▶ **Instruction**: Find how many lines contain "text" and state only that number.

▶ **Data for this task**:
☆ ☆ ☆ ☆

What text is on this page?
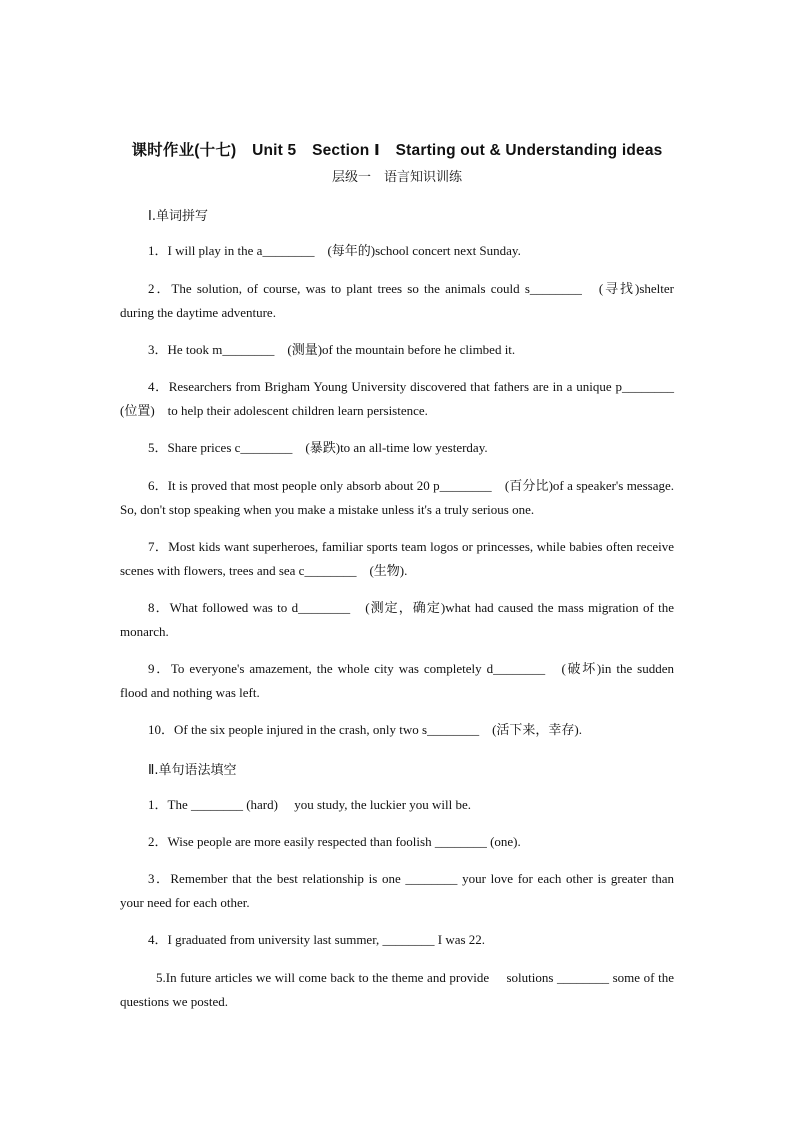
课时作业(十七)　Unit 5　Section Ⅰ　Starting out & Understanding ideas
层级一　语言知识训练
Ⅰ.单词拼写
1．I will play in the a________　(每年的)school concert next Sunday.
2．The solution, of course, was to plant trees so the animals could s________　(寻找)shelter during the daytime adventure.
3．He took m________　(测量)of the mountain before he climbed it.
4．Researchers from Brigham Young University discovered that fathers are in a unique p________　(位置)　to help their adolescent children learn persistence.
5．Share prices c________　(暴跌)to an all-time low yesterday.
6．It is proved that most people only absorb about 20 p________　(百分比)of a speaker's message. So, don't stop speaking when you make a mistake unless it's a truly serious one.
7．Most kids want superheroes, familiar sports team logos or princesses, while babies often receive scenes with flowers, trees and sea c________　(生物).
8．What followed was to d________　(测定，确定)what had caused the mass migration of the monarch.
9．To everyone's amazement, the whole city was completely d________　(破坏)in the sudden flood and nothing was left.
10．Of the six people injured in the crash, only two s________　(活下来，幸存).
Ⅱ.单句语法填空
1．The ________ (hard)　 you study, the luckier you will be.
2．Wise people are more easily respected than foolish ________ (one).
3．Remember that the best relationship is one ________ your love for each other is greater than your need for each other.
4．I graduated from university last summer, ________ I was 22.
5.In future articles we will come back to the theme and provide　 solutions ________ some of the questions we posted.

☆ ☆ ☆ ☆

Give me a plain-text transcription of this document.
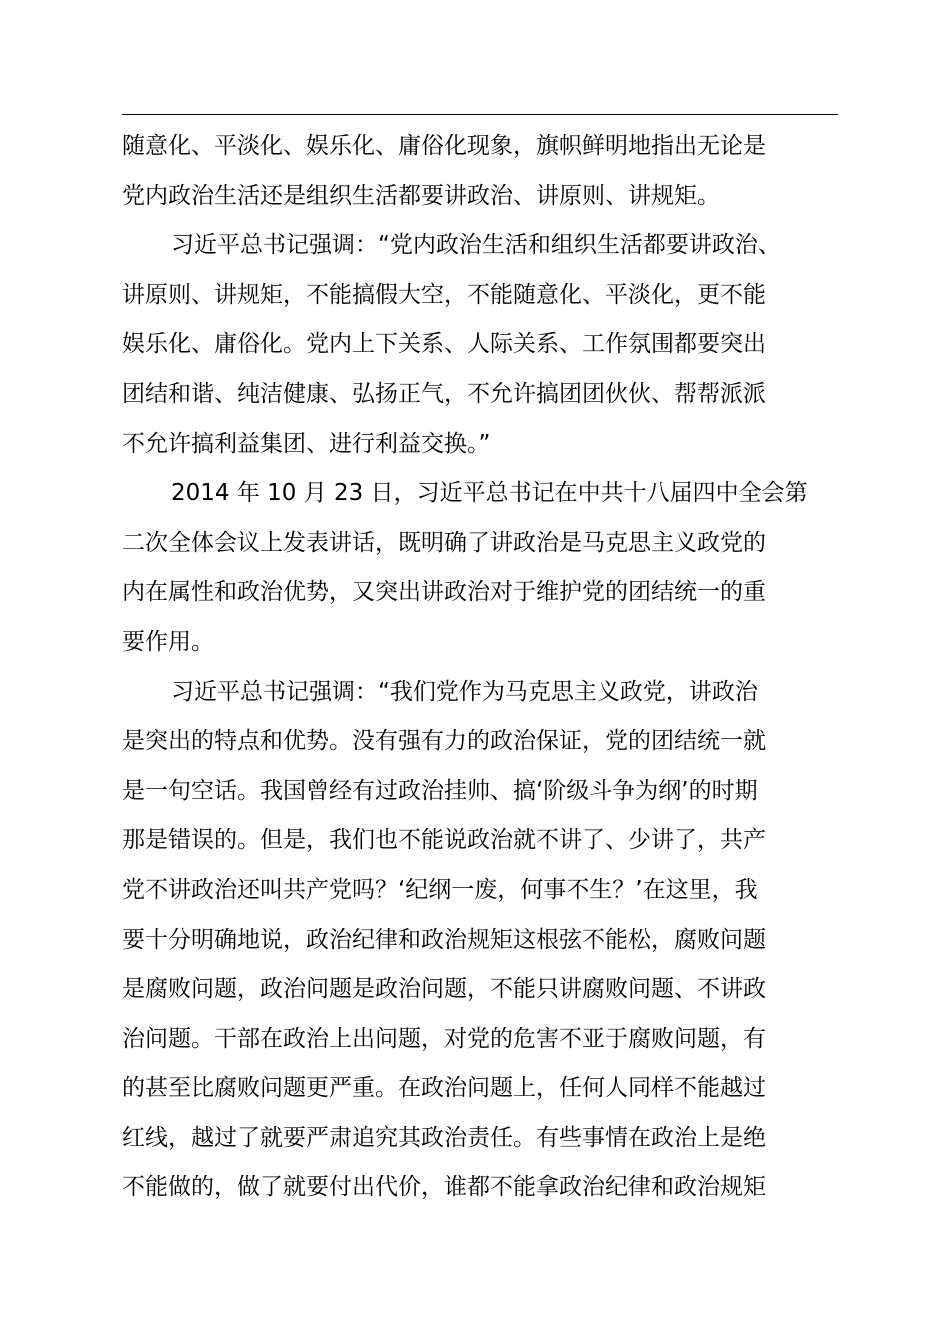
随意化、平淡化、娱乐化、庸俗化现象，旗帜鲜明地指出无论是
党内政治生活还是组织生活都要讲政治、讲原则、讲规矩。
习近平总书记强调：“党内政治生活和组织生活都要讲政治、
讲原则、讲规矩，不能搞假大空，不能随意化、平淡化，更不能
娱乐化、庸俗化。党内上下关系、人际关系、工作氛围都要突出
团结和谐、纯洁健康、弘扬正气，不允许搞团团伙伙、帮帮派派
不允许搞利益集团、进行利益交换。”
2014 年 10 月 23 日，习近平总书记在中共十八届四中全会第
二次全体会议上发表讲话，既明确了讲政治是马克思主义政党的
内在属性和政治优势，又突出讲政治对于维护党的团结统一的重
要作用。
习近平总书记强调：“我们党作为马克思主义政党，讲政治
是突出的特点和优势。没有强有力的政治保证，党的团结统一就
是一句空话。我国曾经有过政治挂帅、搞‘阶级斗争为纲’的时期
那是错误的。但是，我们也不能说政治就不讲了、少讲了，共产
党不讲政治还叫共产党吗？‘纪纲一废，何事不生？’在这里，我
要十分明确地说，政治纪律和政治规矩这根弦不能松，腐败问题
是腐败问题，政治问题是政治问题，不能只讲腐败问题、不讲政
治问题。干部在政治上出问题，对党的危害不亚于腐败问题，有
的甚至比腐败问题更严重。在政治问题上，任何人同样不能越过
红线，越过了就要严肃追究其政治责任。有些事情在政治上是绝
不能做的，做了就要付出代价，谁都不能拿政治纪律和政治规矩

☆ ☆ ☆ ☆

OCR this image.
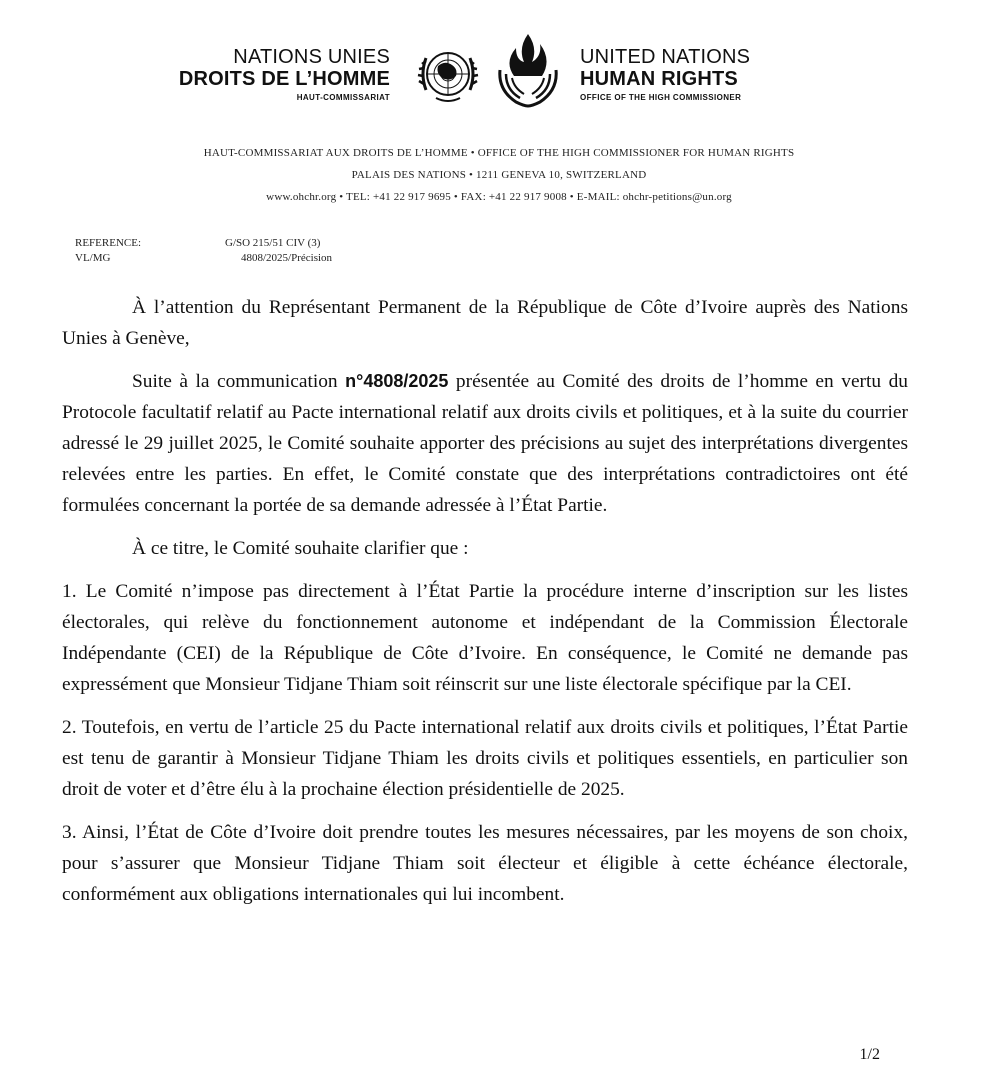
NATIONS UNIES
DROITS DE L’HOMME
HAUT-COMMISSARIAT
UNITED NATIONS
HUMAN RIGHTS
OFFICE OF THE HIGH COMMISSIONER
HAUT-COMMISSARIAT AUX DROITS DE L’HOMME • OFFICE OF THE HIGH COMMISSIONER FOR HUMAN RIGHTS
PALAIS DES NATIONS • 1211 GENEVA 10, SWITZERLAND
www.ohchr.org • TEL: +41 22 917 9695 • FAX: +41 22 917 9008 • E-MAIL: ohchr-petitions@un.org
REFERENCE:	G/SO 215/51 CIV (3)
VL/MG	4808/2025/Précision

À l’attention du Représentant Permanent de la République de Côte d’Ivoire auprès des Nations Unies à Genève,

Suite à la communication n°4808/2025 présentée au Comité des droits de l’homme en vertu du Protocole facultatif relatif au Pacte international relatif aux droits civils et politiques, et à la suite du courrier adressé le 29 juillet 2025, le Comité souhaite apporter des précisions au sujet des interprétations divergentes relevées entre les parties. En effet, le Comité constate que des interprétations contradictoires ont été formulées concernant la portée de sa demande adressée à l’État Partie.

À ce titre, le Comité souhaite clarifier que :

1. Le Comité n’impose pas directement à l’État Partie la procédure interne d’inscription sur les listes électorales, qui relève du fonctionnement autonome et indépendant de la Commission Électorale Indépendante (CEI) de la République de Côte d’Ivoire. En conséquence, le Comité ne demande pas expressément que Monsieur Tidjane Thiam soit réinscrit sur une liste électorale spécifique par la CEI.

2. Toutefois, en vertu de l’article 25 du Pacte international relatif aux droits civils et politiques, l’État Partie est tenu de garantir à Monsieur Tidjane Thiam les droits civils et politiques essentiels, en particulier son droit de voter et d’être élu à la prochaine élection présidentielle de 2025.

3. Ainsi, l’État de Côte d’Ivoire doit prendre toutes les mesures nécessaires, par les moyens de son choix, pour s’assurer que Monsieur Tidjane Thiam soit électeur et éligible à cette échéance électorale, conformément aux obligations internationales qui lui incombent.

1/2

☆ ☆ ☆ ☆

▶ **Response to the exercise**: 2